→ Objective: Retype the material in full, keeping every word the same.

→ Dataset records:
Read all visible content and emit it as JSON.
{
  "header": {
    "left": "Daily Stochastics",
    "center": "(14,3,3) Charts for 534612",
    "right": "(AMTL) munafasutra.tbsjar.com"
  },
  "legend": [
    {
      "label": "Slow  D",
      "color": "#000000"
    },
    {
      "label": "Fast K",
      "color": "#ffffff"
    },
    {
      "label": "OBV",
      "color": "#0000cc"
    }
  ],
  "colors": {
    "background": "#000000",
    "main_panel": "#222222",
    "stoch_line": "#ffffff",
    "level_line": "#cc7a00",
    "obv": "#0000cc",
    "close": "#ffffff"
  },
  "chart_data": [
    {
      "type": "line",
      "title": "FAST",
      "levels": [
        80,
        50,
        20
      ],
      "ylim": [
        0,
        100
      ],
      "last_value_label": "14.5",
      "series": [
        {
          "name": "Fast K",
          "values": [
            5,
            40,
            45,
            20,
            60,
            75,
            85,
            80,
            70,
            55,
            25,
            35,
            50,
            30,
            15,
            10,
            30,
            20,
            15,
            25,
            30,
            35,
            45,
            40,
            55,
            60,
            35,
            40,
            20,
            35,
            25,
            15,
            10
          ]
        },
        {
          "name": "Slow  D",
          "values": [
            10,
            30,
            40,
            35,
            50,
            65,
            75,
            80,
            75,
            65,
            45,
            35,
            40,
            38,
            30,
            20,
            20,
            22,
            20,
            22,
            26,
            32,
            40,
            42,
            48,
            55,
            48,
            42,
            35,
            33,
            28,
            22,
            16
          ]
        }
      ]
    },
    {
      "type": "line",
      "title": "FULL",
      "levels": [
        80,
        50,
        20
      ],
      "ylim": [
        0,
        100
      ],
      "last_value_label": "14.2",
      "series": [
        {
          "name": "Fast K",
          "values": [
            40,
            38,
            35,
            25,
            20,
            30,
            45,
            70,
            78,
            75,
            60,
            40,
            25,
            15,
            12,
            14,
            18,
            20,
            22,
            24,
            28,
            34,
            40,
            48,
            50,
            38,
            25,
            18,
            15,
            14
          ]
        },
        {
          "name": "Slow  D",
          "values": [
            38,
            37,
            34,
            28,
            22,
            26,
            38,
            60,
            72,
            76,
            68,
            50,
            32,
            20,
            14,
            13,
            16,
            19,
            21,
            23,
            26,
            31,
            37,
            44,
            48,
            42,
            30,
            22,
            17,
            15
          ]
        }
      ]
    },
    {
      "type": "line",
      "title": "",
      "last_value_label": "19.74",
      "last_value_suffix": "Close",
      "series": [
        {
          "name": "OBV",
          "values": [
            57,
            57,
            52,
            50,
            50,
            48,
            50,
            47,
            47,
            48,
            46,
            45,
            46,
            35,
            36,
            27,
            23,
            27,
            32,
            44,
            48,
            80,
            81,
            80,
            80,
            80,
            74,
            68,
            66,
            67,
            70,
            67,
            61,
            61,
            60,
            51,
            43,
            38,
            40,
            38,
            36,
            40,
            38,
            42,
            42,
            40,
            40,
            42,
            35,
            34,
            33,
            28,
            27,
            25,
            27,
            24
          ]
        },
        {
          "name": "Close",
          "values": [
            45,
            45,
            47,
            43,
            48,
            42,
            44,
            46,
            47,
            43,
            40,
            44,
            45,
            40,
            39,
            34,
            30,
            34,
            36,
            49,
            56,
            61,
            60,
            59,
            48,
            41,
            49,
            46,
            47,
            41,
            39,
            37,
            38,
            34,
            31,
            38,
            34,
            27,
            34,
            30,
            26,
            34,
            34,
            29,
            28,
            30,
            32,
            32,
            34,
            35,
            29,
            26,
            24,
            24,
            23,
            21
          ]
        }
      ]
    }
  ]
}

→ Result for this task:
Read all visible content and emit it as JSON.
{
  "header": {
    "left": "Daily Stochastics",
    "center": "(14,3,3) Charts for 534612",
    "right": "(AMTL) munafasutra.tbsjar.com"
  },
  "legend": [
    {
      "label": "Slow  D",
      "color": "#000000"
    },
    {
      "label": "Fast K",
      "color": "#ffffff"
    },
    {
      "label": "OBV",
      "color": "#0000cc"
    }
  ],
  "colors": {
    "background": "#000000",
    "main_panel": "#222222",
    "stoch_line": "#ffffff",
    "level_line": "#cc7a00",
    "obv": "#0000cc",
    "close": "#ffffff"
  },
  "chart_data": [
    {
      "type": "line",
      "title": "FAST",
      "levels": [
        80,
        50,
        20
      ],
      "ylim": [
        0,
        100
      ],
      "last_value_label": "14.5",
      "series": [
        {
          "name": "Fast K",
          "values": [
            5,
            40,
            45,
            20,
            60,
            75,
            85,
            80,
            70,
            55,
            25,
            35,
            50,
            30,
            15,
            10,
            30,
            20,
            15,
            25,
            30,
            35,
            45,
            40,
            55,
            60,
            35,
            40,
            20,
            35,
            25,
            15,
            10
          ]
        },
        {
          "name": "Slow  D",
          "values": [
            10,
            30,
            40,
            35,
            50,
            65,
            75,
            80,
            75,
            65,
            45,
            35,
            40,
            38,
            30,
            20,
            20,
            22,
            20,
            22,
            26,
            32,
            40,
            42,
            48,
            55,
            48,
            42,
            35,
            33,
            28,
            22,
            16
          ]
        }
      ]
    },
    {
      "type": "line",
      "title": "FULL",
      "levels": [
        80,
        50,
        20
      ],
      "ylim": [
        0,
        100
      ],
      "last_value_label": "14.2",
      "series": [
        {
          "name": "Fast K",
          "values": [
            40,
            38,
            35,
            25,
            20,
            30,
            45,
            70,
            78,
            75,
            60,
            40,
            25,
            15,
            12,
            14,
            18,
            20,
            22,
            24,
            28,
            34,
            40,
            48,
            50,
            38,
            25,
            18,
            15,
            14
          ]
        },
        {
          "name": "Slow  D",
          "values": [
            38,
            37,
            34,
            28,
            22,
            26,
            38,
            60,
            72,
            76,
            68,
            50,
            32,
            20,
            14,
            13,
            16,
            19,
            21,
            23,
            26,
            31,
            37,
            44,
            48,
            42,
            30,
            22,
            17,
            15
          ]
        }
      ]
    },
    {
      "type": "line",
      "title": "",
      "last_value_label": "19.74",
      "last_value_suffix": "Close",
      "series": [
        {
          "name": "OBV",
          "values": [
            57,
            57,
            52,
            50,
            50,
            48,
            50,
            47,
            47,
            48,
            46,
            45,
            46,
            35,
            36,
            27,
            23,
            27,
            32,
            44,
            48,
            80,
            81,
            80,
            80,
            80,
            74,
            68,
            66,
            67,
            70,
            67,
            61,
            61,
            60,
            51,
            43,
            38,
            40,
            38,
            36,
            40,
            38,
            42,
            42,
            40,
            40,
            42,
            35,
            34,
            33,
            28,
            27,
            25,
            27,
            24
          ]
        },
        {
          "name": "Close",
          "values": [
            45,
            45,
            47,
            43,
            48,
            42,
            44,
            46,
            47,
            43,
            40,
            44,
            45,
            40,
            39,
            34,
            30,
            34,
            36,
            49,
            56,
            61,
            60,
            59,
            48,
            41,
            49,
            46,
            47,
            41,
            39,
            37,
            38,
            34,
            31,
            38,
            34,
            27,
            34,
            30,
            26,
            34,
            34,
            29,
            28,
            30,
            32,
            32,
            34,
            35,
            29,
            26,
            24,
            24,
            23,
            21
          ]
        }
      ]
    }
  ]
}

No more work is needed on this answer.